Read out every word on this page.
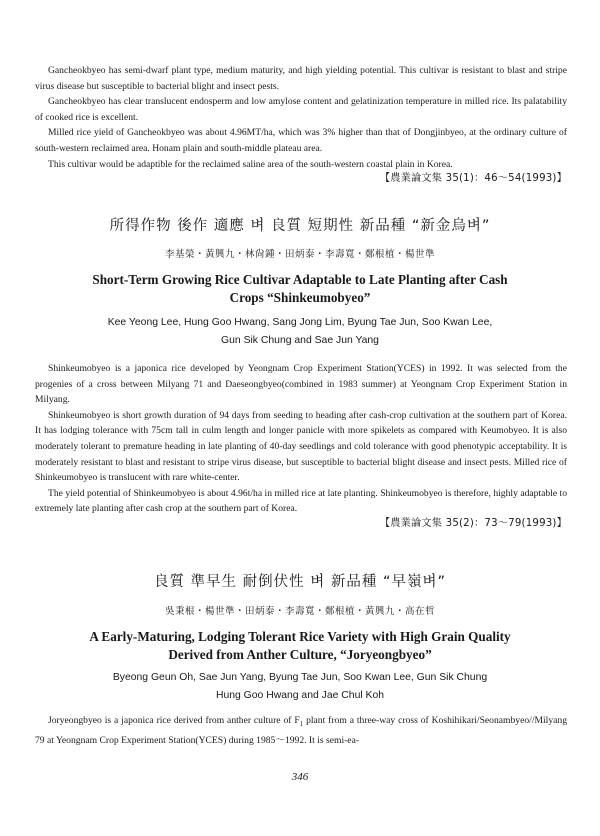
Gancheokbyeo has semi-dwarf plant type, medium maturity, and high yielding potential. This cultivar is resistant to blast and stripe virus disease but susceptible to bacterial blight and insect pests.

Gancheokbyeo has clear translucent endosperm and low amylose content and gelatinization temperature in milled rice. Its palatability of cooked rice is excellent.

Milled rice yield of Gancheokbyeo was about 4.96MT/ha, which was 3% higher than that of Dongjinbyeo, at the ordinary culture of south-western reclaimed area. Honam plain and south-middle plateau area.

This cultivar would be adaptible for the reclaimed saline area of the south-western coastal plain in Korea.

【農業論文集 35(1)：46～54(1993)】

所得作物 後作 適應 벼 良質 短期性 新品種 “新金烏벼”
李基榮・黃興九・林尙鍾・田炳泰・李壽寬・鄭根植・楊世準
Short-Term Growing Rice Cultivar Adaptable to Late Planting after Cash
Crops “Shinkeumobyeo”
Kee Yeong Lee, Hung Goo Hwang, Sang Jong Lim, Byung Tae Jun, Soo Kwan Lee,
Gun Sik Chung and Sae Jun Yang

Shinkeumobyeo is a japonica rice developed by Yeongnam Crop Experiment Station(YCES) in 1992. It was selected from the progenies of a cross between Milyang 71 and Daeseongbyeo(combined in 1983 summer) at Yeongnam Crop Experiment Station in Milyang.

Shinkeumobyeo is short growth duration of 94 days from seeding to heading after cash-crop cultivation at the southern part of Korea. It has lodging tolerance with 75cm tall in culm length and longer panicle with more spikelets as compared with Keumobyeo. It is also moderately tolerant to premature heading in late planting of 40-day seedlings and cold tolerance with good phenotypic acceptability. It is moderately resistant to blast and resistant to stripe virus disease, but susceptible to bacterial blight disease and insect pests. Milled rice of Shinkeumobyeo is translucent with rare white-center.

The yield potential of Shinkeumobyeo is about 4.96t/ha in milled rice at late planting. Shinkeumobyeo is therefore, highly adaptable to extremely late planting after cash crop at the southern part of Korea.

【農業論文集 35(2)：73～79(1993)】

良質 準早生 耐倒伏性 벼 新品種 “早嶺벼”
吳秉根・楊世準・田炳泰・李壽寬・鄭根植・黃興九・高在哲
A Early-Maturing, Lodging Tolerant Rice Variety with High Grain Quality
Derived from Anther Culture, “Joryeongbyeo”
Byeong Geun Oh, Sae Jun Yang, Byung Tae Jun, Soo Kwan Lee, Gun Sik Chung
Hung Goo Hwang and Jae Chul Koh

Joryeongbyeo is a japonica rice derived from anther culture of $F_1$ plant from a three-way cross of Koshihikari/Seonambyeo//Milyang 79 at Yeongnam Crop Experiment Station(YCES) during 1985～1992. It is semi-ea-

346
-=-=-=-=-
The answer must be a single number: how many lines in the records above contain the word "blight".

▶ _EXPECTED OUTPUT_:
2